- [REQUIRED TASK] Without omitting anything, return the records precisely as given.

── RECORDS

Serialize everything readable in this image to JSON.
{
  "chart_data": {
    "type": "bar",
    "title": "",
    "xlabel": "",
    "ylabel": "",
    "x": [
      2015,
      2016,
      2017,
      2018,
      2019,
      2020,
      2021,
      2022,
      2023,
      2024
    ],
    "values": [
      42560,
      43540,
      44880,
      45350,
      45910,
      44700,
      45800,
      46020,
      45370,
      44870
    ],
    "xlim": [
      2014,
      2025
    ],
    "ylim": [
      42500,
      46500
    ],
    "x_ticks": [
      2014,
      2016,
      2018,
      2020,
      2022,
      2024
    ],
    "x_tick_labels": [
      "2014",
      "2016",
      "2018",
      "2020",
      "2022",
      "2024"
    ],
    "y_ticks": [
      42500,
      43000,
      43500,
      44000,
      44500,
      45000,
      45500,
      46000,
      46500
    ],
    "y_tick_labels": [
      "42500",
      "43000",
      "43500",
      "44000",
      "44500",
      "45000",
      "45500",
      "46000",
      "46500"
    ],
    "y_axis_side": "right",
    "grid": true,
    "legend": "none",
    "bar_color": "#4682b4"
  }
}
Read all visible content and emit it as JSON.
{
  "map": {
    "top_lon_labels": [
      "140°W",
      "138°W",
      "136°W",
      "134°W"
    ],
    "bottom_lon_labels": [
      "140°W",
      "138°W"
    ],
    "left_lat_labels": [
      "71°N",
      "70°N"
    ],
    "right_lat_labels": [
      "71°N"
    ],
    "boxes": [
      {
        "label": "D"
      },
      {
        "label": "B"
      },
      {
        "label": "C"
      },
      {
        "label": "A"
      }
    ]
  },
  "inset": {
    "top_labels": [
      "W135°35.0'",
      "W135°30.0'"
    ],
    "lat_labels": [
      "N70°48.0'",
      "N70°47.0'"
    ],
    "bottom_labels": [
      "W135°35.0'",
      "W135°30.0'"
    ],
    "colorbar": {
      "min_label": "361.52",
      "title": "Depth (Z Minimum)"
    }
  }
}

────

- [PROBLEM SOLUTION]
Serialize everything readable in this image to JSON.
{
  "chart_data": {
    "type": "bar",
    "title": "",
    "xlabel": "",
    "ylabel": "",
    "x": [
      2015,
      2016,
      2017,
      2018,
      2019,
      2020,
      2021,
      2022,
      2023,
      2024
    ],
    "values": [
      42560,
      43540,
      44880,
      45350,
      45910,
      44700,
      45800,
      46020,
      45370,
      44870
    ],
    "xlim": [
      2014,
      2025
    ],
    "ylim": [
      42500,
      46500
    ],
    "x_ticks": [
      2014,
      2016,
      2018,
      2020,
      2022,
      2024
    ],
    "x_tick_labels": [
      "2014",
      "2016",
      "2018",
      "2020",
      "2022",
      "2024"
    ],
    "y_ticks": [
      42500,
      43000,
      43500,
      44000,
      44500,
      45000,
      45500,
      46000,
      46500
    ],
    "y_tick_labels": [
      "42500",
      "43000",
      "43500",
      "44000",
      "44500",
      "45000",
      "45500",
      "46000",
      "46500"
    ],
    "y_axis_side": "right",
    "grid": true,
    "legend": "none",
    "bar_color": "#4682b4"
  }
}
Read all visible content and emit it as JSON.
{
  "map": {
    "top_lon_labels": [
      "140°W",
      "138°W",
      "136°W",
      "134°W"
    ],
    "bottom_lon_labels": [
      "140°W",
      "138°W"
    ],
    "left_lat_labels": [
      "71°N",
      "70°N"
    ],
    "right_lat_labels": [
      "71°N"
    ],
    "boxes": [
      {
        "label": "D"
      },
      {
        "label": "B"
      },
      {
        "label": "C"
      },
      {
        "label": "A"
      }
    ]
  },
  "inset": {
    "top_labels": [
      "W135°35.0'",
      "W135°30.0'"
    ],
    "lat_labels": [
      "N70°48.0'",
      "N70°47.0'"
    ],
    "bottom_labels": [
      "W135°35.0'",
      "W135°30.0'"
    ],
    "colorbar": {
      "min_label": "361.52",
      "title": "Depth (Z Minimum)"
    }
  }
}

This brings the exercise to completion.